Entries shown: Begin
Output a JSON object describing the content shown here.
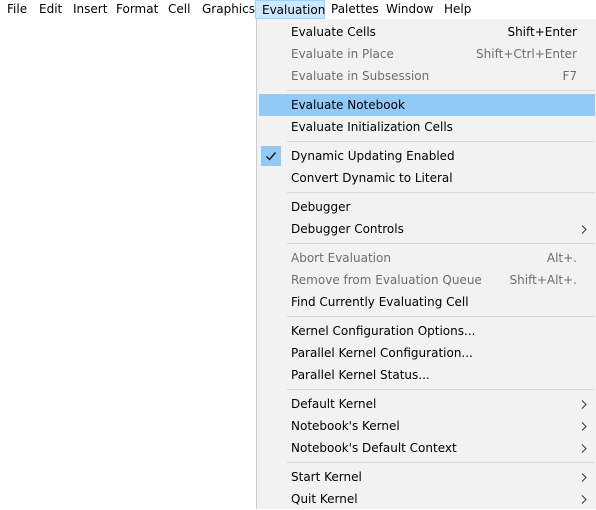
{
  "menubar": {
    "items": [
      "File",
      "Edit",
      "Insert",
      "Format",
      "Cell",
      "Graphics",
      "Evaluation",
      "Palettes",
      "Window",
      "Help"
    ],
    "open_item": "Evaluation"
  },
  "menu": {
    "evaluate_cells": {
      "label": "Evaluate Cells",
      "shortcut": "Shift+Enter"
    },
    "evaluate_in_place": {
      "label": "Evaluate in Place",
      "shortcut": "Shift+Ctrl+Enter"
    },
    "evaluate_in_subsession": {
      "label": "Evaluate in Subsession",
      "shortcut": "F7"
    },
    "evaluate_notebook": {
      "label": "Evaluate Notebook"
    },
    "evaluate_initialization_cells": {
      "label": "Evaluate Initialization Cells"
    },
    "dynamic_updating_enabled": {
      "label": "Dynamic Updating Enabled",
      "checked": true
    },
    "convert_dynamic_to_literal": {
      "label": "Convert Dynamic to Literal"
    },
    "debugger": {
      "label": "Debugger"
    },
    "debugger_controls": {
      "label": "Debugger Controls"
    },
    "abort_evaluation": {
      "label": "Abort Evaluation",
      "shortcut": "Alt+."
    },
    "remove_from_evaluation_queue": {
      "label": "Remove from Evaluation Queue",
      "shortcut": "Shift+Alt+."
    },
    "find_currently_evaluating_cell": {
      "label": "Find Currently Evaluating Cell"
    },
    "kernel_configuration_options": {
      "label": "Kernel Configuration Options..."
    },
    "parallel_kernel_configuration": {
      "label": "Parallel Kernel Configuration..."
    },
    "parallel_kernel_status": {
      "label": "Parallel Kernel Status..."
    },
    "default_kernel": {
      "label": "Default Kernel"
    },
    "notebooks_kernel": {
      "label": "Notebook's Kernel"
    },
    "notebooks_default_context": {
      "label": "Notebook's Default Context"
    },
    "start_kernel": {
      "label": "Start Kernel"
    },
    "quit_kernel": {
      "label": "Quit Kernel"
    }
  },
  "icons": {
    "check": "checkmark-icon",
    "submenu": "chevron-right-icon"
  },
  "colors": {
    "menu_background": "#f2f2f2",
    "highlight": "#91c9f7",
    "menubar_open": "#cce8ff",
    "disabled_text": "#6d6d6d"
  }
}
Entries shown: End
Entries shown: Begin
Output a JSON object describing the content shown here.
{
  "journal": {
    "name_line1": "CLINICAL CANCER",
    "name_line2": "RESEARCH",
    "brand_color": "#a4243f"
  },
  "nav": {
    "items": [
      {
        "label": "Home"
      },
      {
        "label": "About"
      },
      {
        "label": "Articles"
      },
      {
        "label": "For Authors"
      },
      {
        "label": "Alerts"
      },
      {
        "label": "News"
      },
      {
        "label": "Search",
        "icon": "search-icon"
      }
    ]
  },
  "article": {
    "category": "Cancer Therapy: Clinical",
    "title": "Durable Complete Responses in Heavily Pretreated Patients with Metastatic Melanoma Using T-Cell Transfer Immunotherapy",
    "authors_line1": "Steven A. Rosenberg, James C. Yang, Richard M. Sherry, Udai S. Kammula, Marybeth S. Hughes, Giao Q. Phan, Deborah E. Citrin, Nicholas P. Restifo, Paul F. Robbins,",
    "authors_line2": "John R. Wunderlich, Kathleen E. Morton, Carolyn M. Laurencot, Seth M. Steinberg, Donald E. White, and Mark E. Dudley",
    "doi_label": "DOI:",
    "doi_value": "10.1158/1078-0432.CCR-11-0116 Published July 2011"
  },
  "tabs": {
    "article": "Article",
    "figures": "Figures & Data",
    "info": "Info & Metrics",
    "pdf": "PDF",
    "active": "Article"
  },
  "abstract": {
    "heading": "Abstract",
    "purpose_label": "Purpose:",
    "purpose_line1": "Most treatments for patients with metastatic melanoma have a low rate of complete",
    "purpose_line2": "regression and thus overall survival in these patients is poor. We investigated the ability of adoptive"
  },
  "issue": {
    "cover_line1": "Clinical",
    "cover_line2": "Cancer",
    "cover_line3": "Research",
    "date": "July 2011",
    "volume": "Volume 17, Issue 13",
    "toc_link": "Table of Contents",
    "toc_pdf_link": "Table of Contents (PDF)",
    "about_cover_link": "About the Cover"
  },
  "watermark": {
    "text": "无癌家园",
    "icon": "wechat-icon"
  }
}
Entries shown: End
Entries shown: Begin
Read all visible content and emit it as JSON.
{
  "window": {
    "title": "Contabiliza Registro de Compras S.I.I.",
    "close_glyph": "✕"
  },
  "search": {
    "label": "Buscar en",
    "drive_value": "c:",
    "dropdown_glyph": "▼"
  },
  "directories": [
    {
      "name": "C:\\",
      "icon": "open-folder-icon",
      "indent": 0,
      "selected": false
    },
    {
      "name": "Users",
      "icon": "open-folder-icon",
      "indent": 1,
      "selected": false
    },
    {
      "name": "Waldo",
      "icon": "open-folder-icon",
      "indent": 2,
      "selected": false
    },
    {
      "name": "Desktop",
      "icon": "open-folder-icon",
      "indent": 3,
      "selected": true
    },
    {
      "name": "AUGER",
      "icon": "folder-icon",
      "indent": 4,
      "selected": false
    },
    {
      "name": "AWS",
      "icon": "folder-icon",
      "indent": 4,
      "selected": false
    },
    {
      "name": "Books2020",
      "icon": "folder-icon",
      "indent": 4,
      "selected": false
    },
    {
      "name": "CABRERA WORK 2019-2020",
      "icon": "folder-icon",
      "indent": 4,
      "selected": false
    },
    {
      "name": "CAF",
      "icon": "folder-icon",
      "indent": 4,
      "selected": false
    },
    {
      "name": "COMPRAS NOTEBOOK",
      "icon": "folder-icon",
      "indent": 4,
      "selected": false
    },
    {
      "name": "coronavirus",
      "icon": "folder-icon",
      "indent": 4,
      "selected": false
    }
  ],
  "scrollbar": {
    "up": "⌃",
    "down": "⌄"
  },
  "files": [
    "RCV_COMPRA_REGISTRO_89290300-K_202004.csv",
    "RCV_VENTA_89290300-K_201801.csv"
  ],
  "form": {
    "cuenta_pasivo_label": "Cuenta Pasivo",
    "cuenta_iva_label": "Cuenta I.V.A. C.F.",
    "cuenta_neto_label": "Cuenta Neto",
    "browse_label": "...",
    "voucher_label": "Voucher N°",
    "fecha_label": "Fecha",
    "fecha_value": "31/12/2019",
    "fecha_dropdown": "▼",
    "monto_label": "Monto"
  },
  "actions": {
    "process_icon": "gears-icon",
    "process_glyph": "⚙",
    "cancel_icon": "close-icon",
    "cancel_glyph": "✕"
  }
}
Entries shown: End
Filter the lines above so that only those with the string "title" remain, then copy them.

### Result below
    "title": "Durable Complete Responses in Heavily Pretreated Patients with Metastatic Melanoma Using T-Cell Transfer Immunotherapy",
    "title": "Contabiliza Registro de Compras S.I.I.",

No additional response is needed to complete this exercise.